SET TASK:
Which lines have the string "generali"? Copy all of them from the entries below.

# START OF ENTRIES SUPPLIED

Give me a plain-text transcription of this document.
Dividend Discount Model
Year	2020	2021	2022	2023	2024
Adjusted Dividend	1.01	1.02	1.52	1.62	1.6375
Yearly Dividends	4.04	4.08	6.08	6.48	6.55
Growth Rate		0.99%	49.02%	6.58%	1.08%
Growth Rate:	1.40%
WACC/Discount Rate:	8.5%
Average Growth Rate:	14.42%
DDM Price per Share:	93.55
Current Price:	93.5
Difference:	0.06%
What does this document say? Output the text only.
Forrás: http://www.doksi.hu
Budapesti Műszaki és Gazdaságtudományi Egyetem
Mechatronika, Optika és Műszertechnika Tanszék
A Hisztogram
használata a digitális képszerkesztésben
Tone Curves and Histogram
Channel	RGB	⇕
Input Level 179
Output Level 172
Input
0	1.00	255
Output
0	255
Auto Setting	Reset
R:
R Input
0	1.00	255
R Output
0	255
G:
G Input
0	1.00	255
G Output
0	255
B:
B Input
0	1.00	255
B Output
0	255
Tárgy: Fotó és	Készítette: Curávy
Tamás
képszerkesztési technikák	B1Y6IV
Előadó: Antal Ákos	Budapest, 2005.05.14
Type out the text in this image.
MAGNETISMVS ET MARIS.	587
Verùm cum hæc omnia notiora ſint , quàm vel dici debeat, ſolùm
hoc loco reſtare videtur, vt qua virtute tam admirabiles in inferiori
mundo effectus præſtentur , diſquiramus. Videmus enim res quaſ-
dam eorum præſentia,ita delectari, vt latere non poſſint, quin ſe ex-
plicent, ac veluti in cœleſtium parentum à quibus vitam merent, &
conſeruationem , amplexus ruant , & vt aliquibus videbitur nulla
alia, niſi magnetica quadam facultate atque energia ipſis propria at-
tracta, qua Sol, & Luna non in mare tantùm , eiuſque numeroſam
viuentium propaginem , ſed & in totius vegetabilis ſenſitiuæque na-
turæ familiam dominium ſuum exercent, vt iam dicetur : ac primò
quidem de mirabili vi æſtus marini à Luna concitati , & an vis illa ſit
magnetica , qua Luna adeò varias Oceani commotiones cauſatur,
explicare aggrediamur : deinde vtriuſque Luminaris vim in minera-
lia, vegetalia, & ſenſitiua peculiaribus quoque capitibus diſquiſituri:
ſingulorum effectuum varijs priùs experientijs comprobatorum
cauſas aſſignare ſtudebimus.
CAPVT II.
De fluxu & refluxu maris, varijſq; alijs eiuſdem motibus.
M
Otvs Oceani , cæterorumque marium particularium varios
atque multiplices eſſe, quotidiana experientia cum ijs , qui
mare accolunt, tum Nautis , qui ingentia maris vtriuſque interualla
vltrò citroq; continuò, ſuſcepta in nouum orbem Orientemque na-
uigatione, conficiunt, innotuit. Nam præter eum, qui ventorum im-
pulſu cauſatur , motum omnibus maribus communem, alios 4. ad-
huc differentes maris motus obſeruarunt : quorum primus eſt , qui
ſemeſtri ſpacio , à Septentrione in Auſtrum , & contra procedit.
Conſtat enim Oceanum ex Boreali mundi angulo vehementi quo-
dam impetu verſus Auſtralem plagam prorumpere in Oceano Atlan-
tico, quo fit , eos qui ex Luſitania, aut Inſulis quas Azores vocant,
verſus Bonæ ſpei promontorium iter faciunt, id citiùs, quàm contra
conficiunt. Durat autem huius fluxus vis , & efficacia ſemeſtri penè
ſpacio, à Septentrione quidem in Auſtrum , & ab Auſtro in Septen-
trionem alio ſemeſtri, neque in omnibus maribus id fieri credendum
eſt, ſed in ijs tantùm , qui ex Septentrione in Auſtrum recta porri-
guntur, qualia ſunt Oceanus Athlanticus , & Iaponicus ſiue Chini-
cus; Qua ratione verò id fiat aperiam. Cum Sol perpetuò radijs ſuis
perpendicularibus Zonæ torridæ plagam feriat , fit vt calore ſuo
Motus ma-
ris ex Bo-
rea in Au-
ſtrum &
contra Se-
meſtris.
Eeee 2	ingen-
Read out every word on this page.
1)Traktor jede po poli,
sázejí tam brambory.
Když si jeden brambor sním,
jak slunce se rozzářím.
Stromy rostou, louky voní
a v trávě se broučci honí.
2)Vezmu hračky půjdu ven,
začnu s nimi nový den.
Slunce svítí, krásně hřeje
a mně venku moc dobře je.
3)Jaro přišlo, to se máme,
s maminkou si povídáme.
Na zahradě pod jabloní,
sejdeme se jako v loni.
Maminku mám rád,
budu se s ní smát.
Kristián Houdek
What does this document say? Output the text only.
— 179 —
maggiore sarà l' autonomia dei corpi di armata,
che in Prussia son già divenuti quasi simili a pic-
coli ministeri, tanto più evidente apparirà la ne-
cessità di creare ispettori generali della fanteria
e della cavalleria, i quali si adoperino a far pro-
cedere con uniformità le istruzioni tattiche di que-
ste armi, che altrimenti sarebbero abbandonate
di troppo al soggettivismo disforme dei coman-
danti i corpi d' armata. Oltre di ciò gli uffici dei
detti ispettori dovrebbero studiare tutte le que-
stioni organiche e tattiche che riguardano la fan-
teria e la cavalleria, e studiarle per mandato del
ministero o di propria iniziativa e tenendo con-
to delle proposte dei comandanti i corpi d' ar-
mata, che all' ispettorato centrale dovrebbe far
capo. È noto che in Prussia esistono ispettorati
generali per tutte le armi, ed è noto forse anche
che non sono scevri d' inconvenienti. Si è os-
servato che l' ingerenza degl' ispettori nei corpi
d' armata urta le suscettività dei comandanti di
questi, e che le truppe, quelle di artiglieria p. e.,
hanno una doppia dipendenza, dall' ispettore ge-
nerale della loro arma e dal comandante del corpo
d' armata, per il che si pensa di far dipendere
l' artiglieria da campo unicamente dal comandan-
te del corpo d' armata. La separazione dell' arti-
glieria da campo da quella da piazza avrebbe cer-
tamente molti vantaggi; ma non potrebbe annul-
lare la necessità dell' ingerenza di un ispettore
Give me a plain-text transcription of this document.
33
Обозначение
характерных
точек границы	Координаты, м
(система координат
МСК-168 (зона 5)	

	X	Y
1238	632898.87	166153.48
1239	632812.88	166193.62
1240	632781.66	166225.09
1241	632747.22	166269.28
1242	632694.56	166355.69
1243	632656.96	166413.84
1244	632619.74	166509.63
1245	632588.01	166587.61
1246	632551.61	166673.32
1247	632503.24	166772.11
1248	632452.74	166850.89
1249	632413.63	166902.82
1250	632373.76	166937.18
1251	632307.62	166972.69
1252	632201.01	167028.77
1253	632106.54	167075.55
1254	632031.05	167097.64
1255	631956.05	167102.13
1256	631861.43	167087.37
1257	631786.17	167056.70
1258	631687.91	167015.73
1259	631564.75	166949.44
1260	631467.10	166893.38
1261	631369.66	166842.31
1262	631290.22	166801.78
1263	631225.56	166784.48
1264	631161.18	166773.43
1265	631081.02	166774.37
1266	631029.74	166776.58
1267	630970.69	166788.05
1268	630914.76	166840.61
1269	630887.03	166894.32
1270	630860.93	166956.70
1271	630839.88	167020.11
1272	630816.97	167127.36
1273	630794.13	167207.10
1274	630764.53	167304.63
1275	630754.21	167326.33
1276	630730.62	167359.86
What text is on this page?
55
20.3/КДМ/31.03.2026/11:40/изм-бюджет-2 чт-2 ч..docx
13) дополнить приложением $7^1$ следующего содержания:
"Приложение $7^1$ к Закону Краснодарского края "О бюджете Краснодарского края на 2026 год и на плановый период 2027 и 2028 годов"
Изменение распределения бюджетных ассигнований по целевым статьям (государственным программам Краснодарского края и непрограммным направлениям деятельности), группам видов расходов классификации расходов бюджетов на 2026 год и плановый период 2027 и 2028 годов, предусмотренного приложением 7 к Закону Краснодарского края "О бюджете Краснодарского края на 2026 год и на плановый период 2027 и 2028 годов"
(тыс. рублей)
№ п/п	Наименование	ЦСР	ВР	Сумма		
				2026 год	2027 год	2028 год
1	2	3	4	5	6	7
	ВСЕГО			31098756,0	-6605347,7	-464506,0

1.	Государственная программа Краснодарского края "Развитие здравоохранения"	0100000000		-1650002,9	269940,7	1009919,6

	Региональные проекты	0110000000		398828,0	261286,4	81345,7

# END OF ENTRIES SUPPLIED

WORKED SOLUTION:
cessità di creare ispettori generali della fanteria
generali per tutte le armi, ed è noto forse anche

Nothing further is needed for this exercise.